— start of Data shown —
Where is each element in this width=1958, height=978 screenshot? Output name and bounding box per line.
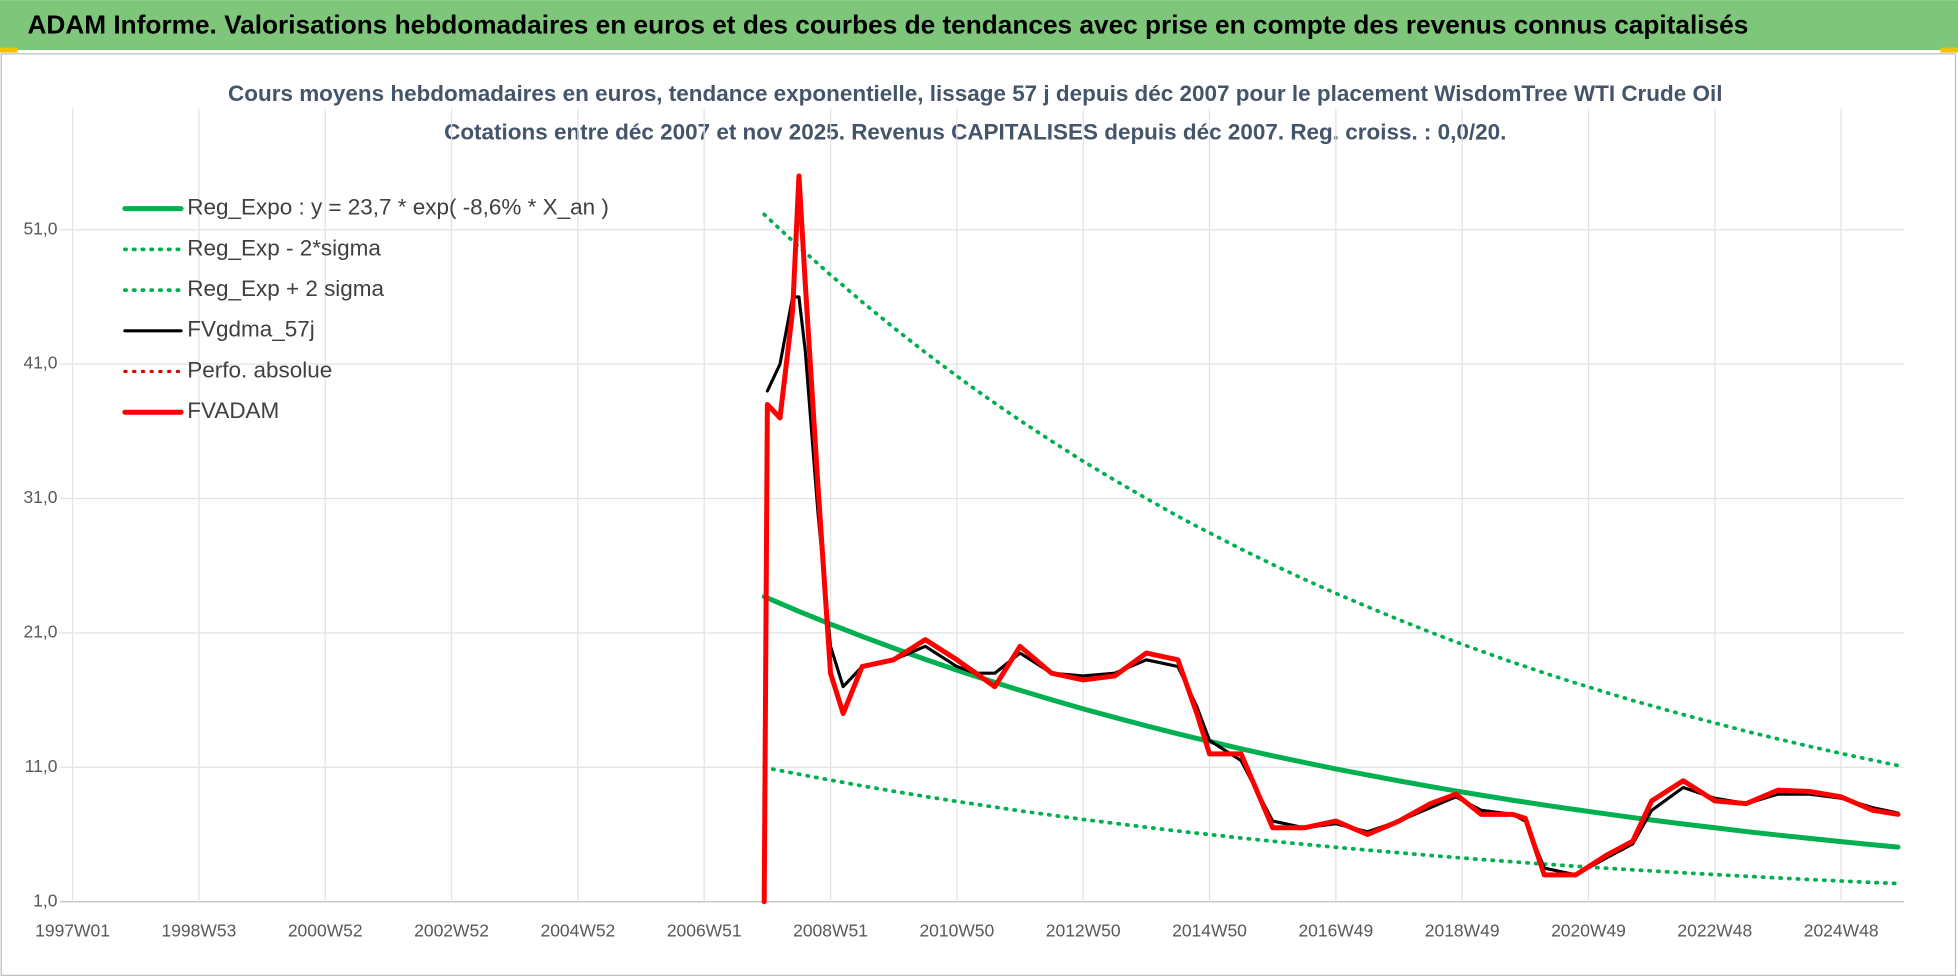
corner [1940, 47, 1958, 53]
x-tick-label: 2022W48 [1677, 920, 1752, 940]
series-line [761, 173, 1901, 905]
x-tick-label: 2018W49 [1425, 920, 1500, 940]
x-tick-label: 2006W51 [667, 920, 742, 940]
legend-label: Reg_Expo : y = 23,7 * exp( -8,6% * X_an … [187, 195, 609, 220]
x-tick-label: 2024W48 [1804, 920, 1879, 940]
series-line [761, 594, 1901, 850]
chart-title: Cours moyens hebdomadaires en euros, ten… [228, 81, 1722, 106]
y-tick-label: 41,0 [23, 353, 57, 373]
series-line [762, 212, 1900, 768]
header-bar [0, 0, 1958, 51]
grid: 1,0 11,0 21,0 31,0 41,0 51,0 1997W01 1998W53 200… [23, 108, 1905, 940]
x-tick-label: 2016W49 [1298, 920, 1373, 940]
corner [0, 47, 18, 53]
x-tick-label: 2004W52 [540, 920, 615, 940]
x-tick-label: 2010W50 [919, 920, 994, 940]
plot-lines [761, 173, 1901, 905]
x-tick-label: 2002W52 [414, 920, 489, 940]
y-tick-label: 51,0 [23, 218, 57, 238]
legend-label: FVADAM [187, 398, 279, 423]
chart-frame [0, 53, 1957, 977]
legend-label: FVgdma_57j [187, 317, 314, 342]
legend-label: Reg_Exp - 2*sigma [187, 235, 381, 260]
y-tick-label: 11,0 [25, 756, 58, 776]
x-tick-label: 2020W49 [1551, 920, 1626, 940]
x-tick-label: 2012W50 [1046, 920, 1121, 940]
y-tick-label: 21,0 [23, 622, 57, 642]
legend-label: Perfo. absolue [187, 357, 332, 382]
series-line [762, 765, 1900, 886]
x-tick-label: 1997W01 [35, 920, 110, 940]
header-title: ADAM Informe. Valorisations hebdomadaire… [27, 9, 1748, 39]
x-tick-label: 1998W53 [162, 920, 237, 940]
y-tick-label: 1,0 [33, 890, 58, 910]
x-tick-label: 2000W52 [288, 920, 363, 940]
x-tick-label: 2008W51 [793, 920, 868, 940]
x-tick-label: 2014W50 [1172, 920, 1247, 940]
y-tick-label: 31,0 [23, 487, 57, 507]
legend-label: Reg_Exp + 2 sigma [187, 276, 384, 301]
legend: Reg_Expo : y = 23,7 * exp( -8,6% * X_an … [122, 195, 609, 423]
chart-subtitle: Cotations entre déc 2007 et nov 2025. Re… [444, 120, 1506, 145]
— end of Data shown —
Stated goal >>
Copy out the entire listing above line for line, with no changes, but leave out the picture.

The completed task >>
Where is each element in this width=1958, height=978 screenshot? Output name and bounding box per line.
corner [1940, 47, 1958, 53]
x-tick-label: 2022W48 [1677, 920, 1752, 940]
series-line [761, 173, 1901, 905]
x-tick-label: 2018W49 [1425, 920, 1500, 940]
x-tick-label: 2006W51 [667, 920, 742, 940]
legend-label: Reg_Expo : y = 23,7 * exp( -8,6% * X_an … [187, 195, 609, 220]
x-tick-label: 2024W48 [1804, 920, 1879, 940]
series-line [761, 594, 1901, 850]
chart-title: Cours moyens hebdomadaires en euros, ten… [228, 81, 1722, 106]
y-tick-label: 41,0 [23, 353, 57, 373]
series-line [762, 212, 1900, 768]
header-bar [0, 0, 1958, 51]
grid: 1,0 11,0 21,0 31,0 41,0 51,0 1997W01 1998W53 200… [23, 108, 1905, 940]
x-tick-label: 2016W49 [1298, 920, 1373, 940]
corner [0, 47, 18, 53]
x-tick-label: 2004W52 [540, 920, 615, 940]
x-tick-label: 2010W50 [919, 920, 994, 940]
plot-lines [761, 173, 1901, 905]
x-tick-label: 2002W52 [414, 920, 489, 940]
y-tick-label: 51,0 [23, 218, 57, 238]
legend-label: FVADAM [187, 398, 279, 423]
chart-frame [0, 53, 1957, 977]
legend-label: FVgdma_57j [187, 317, 314, 342]
legend-label: Reg_Exp - 2*sigma [187, 235, 381, 260]
y-tick-label: 11,0 [25, 756, 58, 776]
x-tick-label: 2020W49 [1551, 920, 1626, 940]
x-tick-label: 2012W50 [1046, 920, 1121, 940]
y-tick-label: 21,0 [23, 622, 57, 642]
legend-label: Perfo. absolue [187, 357, 332, 382]
series-line [762, 765, 1900, 886]
x-tick-label: 1997W01 [35, 920, 110, 940]
header-title: ADAM Informe. Valorisations hebdomadaire… [27, 9, 1748, 39]
x-tick-label: 1998W53 [162, 920, 237, 940]
y-tick-label: 1,0 [33, 890, 58, 910]
x-tick-label: 2000W52 [288, 920, 363, 940]
x-tick-label: 2008W51 [793, 920, 868, 940]
x-tick-label: 2014W50 [1172, 920, 1247, 940]
y-tick-label: 31,0 [23, 487, 57, 507]
legend-label: Reg_Exp + 2 sigma [187, 276, 384, 301]
legend: Reg_Expo : y = 23,7 * exp( -8,6% * X_an … [122, 195, 609, 423]
chart-subtitle: Cotations entre déc 2007 et nov 2025. Re… [444, 120, 1506, 145]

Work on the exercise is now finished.